Copy every entry exactly as given, minus the images.
---
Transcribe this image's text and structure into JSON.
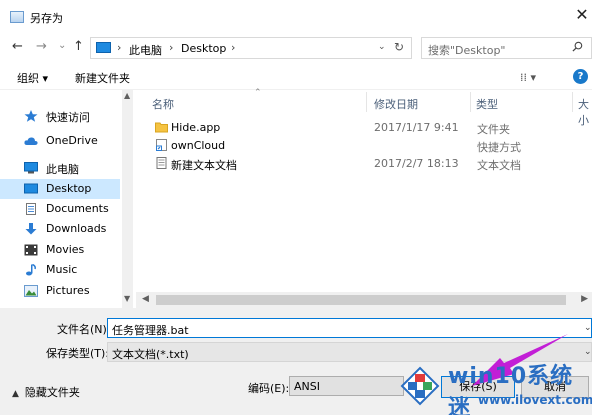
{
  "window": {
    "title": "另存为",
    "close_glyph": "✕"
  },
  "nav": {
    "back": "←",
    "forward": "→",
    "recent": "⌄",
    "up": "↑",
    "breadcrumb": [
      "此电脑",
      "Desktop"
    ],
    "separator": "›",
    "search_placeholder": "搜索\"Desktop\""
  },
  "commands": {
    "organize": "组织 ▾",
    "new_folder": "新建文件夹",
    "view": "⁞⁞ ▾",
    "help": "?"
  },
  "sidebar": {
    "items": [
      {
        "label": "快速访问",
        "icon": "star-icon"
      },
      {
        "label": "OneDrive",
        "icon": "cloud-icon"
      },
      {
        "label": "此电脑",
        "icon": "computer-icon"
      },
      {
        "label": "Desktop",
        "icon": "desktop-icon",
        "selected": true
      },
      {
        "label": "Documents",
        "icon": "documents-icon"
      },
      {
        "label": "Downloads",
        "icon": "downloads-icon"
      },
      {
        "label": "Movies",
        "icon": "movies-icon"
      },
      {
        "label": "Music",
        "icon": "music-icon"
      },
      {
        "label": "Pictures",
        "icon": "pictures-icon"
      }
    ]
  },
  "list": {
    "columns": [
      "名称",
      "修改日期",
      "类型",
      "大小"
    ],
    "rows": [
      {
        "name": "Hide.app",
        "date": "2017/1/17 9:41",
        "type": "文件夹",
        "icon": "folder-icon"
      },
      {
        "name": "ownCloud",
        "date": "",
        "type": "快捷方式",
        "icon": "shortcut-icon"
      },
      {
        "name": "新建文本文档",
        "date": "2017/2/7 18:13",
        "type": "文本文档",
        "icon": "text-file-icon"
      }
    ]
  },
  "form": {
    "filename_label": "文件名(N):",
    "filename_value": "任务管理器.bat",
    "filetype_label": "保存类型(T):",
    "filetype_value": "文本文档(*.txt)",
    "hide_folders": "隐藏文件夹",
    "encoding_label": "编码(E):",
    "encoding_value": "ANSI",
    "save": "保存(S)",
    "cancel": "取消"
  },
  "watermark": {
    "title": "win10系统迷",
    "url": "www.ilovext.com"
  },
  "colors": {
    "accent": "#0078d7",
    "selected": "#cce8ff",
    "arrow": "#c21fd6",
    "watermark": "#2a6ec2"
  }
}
---
| Output for this task |
Transcribe this image's text and structure into JSON.
{
  "window": {
    "title": "另存为",
    "close_glyph": "✕"
  },
  "nav": {
    "back": "←",
    "forward": "→",
    "recent": "⌄",
    "up": "↑",
    "breadcrumb": [
      "此电脑",
      "Desktop"
    ],
    "separator": "›",
    "search_placeholder": "搜索\"Desktop\""
  },
  "commands": {
    "organize": "组织 ▾",
    "new_folder": "新建文件夹",
    "view": "⁞⁞ ▾",
    "help": "?"
  },
  "sidebar": {
    "items": [
      {
        "label": "快速访问",
        "icon": "star-icon"
      },
      {
        "label": "OneDrive",
        "icon": "cloud-icon"
      },
      {
        "label": "此电脑",
        "icon": "computer-icon"
      },
      {
        "label": "Desktop",
        "icon": "desktop-icon",
        "selected": true
      },
      {
        "label": "Documents",
        "icon": "documents-icon"
      },
      {
        "label": "Downloads",
        "icon": "downloads-icon"
      },
      {
        "label": "Movies",
        "icon": "movies-icon"
      },
      {
        "label": "Music",
        "icon": "music-icon"
      },
      {
        "label": "Pictures",
        "icon": "pictures-icon"
      }
    ]
  },
  "list": {
    "columns": [
      "名称",
      "修改日期",
      "类型",
      "大小"
    ],
    "rows": [
      {
        "name": "Hide.app",
        "date": "2017/1/17 9:41",
        "type": "文件夹",
        "icon": "folder-icon"
      },
      {
        "name": "ownCloud",
        "date": "",
        "type": "快捷方式",
        "icon": "shortcut-icon"
      },
      {
        "name": "新建文本文档",
        "date": "2017/2/7 18:13",
        "type": "文本文档",
        "icon": "text-file-icon"
      }
    ]
  },
  "form": {
    "filename_label": "文件名(N):",
    "filename_value": "任务管理器.bat",
    "filetype_label": "保存类型(T):",
    "filetype_value": "文本文档(*.txt)",
    "hide_folders": "隐藏文件夹",
    "encoding_label": "编码(E):",
    "encoding_value": "ANSI",
    "save": "保存(S)",
    "cancel": "取消"
  },
  "watermark": {
    "title": "win10系统迷",
    "url": "www.ilovext.com"
  },
  "colors": {
    "accent": "#0078d7",
    "selected": "#cce8ff",
    "arrow": "#c21fd6",
    "watermark": "#2a6ec2"
  }
}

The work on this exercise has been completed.